(Stored data entries)

+===+

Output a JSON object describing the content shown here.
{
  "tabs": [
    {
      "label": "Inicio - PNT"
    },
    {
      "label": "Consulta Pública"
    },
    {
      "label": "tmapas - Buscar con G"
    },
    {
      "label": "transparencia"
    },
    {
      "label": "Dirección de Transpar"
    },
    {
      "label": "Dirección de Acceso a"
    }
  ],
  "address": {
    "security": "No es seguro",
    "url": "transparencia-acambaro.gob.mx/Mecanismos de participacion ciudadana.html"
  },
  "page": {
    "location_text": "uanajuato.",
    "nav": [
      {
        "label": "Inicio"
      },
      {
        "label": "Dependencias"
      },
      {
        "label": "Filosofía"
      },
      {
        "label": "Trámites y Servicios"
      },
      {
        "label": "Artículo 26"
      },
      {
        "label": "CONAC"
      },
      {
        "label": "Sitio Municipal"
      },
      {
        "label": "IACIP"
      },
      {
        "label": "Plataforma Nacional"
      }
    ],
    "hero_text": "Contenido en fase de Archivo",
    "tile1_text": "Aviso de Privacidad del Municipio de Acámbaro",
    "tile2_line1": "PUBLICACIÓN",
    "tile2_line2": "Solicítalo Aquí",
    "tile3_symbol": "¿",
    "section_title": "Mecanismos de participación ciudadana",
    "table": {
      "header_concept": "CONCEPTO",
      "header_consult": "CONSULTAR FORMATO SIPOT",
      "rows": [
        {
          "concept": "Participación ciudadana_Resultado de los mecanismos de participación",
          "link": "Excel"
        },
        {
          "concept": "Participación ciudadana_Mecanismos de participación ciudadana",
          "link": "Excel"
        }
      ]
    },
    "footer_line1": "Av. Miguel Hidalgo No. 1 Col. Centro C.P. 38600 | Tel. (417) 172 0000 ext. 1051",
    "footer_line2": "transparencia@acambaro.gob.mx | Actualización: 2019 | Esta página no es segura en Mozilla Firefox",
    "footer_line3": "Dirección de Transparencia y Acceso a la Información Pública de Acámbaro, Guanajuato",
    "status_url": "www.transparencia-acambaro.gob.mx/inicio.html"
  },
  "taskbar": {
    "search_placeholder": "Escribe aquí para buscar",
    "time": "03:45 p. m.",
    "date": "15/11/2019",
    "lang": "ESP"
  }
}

+===+

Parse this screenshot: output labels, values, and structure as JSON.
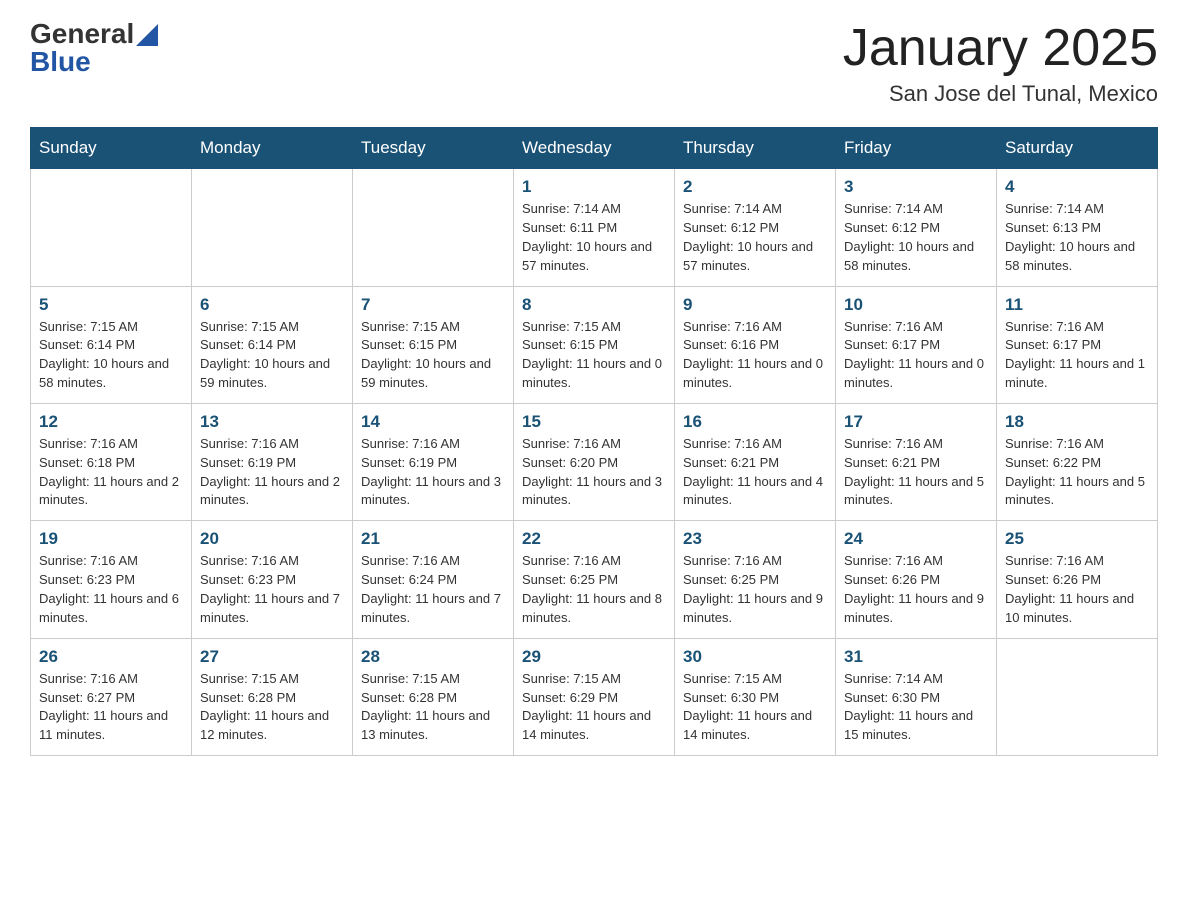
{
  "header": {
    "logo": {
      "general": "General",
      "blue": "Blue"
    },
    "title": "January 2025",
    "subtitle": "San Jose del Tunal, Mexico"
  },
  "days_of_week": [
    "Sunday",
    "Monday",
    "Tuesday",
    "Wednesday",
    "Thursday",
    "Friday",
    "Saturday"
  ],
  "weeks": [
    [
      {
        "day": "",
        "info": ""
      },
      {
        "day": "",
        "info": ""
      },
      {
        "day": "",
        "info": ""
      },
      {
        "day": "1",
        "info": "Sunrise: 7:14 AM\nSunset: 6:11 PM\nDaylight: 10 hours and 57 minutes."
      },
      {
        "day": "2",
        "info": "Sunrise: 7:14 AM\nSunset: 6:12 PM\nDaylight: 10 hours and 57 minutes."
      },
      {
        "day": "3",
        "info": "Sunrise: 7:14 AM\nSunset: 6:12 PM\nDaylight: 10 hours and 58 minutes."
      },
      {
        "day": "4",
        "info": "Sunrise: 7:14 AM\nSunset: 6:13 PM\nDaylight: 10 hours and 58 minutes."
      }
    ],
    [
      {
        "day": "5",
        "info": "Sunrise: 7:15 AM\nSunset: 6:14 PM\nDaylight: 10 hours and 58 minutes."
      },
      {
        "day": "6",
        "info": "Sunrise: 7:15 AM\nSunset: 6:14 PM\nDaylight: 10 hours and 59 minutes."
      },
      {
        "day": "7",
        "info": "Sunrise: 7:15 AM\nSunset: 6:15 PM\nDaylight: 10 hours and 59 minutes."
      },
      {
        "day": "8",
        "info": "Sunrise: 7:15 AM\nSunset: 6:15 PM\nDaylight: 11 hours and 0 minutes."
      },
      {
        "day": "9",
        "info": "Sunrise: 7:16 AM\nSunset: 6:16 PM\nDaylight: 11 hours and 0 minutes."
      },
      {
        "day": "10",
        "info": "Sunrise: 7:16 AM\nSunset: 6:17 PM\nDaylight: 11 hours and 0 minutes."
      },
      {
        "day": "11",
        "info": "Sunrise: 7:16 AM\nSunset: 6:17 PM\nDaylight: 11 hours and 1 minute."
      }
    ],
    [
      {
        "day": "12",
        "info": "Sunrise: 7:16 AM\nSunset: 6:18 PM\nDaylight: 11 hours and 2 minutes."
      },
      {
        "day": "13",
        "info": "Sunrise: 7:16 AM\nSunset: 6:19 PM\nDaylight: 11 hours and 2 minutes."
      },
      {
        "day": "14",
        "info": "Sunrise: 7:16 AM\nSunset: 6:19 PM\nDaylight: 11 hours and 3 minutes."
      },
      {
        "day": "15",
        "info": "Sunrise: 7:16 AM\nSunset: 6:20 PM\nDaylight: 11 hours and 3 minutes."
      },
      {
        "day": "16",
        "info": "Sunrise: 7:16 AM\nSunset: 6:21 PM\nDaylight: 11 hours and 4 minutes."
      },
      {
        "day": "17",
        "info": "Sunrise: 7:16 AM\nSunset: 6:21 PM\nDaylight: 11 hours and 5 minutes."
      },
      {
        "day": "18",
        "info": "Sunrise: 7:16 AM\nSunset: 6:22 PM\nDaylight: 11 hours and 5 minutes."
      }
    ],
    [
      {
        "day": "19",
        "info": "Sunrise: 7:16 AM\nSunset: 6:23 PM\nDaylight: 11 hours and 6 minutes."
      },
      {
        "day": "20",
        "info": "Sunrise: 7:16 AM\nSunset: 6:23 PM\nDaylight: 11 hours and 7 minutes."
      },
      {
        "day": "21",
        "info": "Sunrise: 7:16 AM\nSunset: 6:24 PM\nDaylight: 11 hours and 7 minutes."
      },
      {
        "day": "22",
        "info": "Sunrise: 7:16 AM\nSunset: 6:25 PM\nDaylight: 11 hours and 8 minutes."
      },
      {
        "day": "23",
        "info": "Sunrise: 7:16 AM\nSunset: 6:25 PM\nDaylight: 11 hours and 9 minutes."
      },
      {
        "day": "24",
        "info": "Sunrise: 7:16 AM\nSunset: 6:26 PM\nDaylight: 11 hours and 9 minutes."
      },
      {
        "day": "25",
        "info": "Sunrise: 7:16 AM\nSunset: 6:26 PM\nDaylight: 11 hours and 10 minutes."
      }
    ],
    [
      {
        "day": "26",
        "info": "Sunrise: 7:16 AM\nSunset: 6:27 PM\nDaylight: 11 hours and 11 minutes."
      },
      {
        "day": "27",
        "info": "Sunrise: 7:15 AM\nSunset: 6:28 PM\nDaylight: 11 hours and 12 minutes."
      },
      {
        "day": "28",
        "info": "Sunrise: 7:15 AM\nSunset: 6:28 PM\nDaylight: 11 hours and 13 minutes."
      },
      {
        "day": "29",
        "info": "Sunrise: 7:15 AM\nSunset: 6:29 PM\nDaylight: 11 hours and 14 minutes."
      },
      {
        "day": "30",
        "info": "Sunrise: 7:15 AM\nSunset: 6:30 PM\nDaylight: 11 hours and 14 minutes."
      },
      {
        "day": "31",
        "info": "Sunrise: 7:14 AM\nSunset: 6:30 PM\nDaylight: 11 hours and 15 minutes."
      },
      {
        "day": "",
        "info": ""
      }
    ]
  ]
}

+===+

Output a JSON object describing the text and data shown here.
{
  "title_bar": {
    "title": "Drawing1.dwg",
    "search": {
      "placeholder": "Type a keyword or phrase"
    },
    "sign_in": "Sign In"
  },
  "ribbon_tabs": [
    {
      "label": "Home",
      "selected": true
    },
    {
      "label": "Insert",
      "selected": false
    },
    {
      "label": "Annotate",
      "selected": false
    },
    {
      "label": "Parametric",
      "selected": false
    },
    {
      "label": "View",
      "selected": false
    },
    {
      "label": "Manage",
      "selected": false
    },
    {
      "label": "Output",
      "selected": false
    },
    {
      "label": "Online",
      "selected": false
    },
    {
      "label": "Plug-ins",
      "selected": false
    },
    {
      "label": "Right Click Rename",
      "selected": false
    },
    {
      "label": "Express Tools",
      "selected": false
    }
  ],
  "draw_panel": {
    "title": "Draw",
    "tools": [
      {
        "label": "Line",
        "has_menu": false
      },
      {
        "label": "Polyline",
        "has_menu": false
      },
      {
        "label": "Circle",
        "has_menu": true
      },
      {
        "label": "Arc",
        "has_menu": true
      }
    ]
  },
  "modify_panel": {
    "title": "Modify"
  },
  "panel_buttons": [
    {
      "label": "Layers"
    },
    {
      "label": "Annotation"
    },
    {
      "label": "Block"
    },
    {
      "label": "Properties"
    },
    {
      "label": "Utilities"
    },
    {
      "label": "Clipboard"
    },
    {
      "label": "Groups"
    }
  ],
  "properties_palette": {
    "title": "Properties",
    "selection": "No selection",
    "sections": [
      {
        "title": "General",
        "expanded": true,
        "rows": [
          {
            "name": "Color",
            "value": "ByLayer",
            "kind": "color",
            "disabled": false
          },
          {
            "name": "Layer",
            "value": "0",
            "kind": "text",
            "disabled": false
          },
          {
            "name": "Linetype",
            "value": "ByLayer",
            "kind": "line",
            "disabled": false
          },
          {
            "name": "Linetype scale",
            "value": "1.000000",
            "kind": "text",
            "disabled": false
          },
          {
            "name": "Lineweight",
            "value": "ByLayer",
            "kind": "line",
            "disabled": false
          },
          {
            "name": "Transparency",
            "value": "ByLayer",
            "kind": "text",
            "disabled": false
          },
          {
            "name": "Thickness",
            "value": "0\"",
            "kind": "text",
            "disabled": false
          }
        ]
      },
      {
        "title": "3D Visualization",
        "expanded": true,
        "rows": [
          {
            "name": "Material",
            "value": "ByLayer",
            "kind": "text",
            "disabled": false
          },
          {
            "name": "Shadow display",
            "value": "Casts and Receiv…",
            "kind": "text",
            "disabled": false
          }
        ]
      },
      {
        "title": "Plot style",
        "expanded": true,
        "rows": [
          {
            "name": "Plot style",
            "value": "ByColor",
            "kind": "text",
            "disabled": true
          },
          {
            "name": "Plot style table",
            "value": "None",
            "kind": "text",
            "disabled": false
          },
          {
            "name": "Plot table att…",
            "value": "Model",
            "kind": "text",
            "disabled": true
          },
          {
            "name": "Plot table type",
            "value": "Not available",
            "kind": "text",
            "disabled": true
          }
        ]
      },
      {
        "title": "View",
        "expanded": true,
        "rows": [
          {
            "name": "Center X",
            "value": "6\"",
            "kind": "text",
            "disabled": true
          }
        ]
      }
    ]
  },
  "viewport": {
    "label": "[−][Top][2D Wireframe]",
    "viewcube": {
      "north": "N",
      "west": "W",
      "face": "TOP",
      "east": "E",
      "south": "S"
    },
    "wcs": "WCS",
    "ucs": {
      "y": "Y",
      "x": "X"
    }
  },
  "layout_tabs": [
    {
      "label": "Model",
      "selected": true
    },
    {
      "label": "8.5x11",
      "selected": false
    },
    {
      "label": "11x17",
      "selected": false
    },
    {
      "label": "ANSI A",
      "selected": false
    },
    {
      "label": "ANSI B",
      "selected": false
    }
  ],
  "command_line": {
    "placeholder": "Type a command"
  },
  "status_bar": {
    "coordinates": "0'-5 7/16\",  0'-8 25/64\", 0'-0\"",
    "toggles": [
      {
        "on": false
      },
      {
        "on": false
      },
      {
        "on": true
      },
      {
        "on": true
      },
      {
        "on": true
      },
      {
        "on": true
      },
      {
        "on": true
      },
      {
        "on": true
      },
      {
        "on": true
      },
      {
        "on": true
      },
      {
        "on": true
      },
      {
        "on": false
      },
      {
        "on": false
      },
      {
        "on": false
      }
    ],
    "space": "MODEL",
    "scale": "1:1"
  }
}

+===+

INSTRUCTIONS FOR THE TASK: Of all the lines above, how many contain "table"? Give the number and nothing more.

OUTPUT OF THE EXERCISE: 4